[Dataset listings of figures]
-=-=-=-=-

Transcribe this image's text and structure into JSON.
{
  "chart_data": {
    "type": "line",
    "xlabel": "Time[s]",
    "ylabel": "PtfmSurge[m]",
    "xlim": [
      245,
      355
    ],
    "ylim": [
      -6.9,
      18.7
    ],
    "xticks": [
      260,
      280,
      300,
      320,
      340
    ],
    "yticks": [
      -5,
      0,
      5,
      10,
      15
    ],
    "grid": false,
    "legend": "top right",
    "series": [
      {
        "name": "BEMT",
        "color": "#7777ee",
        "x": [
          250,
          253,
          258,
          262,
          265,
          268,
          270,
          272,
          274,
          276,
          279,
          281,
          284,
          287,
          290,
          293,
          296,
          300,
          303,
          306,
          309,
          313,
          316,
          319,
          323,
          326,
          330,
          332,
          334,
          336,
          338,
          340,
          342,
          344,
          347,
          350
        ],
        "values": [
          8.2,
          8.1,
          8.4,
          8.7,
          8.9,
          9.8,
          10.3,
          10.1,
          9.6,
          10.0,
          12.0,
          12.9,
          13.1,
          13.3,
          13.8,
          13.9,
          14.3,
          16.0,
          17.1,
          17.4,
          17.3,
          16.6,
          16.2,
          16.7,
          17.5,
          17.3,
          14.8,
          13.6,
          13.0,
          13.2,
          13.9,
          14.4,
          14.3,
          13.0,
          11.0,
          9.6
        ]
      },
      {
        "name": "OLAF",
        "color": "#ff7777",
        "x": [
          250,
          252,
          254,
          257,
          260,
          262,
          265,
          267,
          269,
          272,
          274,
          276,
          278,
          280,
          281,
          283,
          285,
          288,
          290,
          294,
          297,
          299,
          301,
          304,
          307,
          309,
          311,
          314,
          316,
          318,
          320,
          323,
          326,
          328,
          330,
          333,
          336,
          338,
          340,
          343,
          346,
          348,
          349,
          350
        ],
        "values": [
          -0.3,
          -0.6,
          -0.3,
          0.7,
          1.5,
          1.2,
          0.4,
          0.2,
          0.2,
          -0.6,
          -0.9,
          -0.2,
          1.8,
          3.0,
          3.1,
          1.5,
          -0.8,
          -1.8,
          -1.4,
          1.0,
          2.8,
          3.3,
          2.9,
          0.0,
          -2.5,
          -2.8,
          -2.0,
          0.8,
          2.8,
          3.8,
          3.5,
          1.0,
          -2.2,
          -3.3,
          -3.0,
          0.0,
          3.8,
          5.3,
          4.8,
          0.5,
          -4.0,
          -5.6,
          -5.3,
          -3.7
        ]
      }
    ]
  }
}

-=-=-=-=-

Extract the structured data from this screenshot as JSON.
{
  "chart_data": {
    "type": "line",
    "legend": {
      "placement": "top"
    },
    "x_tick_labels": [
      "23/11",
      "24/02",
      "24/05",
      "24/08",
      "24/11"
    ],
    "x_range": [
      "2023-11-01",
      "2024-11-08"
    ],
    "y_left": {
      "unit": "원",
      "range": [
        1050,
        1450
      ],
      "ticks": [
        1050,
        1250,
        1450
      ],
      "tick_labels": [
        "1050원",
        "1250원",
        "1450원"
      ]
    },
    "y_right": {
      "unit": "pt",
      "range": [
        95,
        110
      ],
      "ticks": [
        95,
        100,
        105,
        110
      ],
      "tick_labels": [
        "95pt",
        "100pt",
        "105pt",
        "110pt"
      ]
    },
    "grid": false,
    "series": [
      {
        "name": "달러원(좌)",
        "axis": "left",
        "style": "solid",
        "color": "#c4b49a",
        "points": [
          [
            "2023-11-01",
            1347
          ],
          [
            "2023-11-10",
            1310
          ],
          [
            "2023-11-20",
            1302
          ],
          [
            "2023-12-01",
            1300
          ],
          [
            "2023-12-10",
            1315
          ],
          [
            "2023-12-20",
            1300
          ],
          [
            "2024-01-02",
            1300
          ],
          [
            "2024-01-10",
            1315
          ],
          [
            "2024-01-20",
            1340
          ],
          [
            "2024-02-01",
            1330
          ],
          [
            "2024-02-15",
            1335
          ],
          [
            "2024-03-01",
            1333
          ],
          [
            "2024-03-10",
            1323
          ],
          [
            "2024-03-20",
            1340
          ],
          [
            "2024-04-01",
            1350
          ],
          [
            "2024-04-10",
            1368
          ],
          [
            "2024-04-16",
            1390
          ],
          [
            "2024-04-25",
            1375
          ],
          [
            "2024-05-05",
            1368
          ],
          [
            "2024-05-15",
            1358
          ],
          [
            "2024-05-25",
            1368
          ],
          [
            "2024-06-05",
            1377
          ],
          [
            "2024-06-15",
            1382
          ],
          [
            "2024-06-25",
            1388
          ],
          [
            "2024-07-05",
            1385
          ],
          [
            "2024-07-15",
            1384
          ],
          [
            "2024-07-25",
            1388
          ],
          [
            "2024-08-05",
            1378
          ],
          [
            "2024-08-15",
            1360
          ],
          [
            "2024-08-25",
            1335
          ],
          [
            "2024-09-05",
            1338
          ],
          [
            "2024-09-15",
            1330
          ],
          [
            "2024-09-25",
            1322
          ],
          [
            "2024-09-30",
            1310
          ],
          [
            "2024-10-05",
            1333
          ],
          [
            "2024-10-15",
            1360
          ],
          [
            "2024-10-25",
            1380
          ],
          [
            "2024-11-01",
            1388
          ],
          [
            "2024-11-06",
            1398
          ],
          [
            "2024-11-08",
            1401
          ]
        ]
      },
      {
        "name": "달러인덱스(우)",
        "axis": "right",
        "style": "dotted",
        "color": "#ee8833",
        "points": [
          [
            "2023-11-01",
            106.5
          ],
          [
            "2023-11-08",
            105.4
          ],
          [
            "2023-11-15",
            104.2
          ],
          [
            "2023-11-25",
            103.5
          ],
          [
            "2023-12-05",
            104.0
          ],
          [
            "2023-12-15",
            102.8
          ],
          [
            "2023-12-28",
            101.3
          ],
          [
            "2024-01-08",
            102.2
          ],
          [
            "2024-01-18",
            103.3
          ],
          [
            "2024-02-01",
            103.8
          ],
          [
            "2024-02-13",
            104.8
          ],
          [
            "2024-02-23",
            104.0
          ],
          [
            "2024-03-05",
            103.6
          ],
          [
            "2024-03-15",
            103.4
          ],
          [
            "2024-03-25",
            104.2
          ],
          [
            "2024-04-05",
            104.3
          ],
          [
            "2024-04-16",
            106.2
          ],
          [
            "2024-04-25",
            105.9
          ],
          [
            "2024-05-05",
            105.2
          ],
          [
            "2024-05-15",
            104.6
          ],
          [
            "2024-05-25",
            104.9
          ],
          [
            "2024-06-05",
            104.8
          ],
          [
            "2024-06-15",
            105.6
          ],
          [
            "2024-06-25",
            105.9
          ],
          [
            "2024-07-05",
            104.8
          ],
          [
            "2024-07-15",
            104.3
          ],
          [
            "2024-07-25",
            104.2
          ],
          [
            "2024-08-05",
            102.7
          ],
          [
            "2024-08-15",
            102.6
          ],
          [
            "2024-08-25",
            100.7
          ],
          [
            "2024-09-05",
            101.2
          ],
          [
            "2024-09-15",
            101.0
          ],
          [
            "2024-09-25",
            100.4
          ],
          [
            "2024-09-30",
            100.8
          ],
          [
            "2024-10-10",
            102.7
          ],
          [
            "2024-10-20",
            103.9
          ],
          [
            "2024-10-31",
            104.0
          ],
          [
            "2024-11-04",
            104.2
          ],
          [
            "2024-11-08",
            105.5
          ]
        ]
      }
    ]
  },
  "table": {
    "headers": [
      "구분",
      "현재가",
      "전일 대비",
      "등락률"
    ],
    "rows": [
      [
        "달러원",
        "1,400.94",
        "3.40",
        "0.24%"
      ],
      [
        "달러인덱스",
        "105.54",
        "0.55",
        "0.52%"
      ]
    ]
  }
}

-=-=-=-=-

→ Your task
Copy out all lines that carry the word "color".

→ Task solution
        "color": "#7777ee",
        "color": "#ff7777",
        "color": "#c4b49a",
        "color": "#ee8833",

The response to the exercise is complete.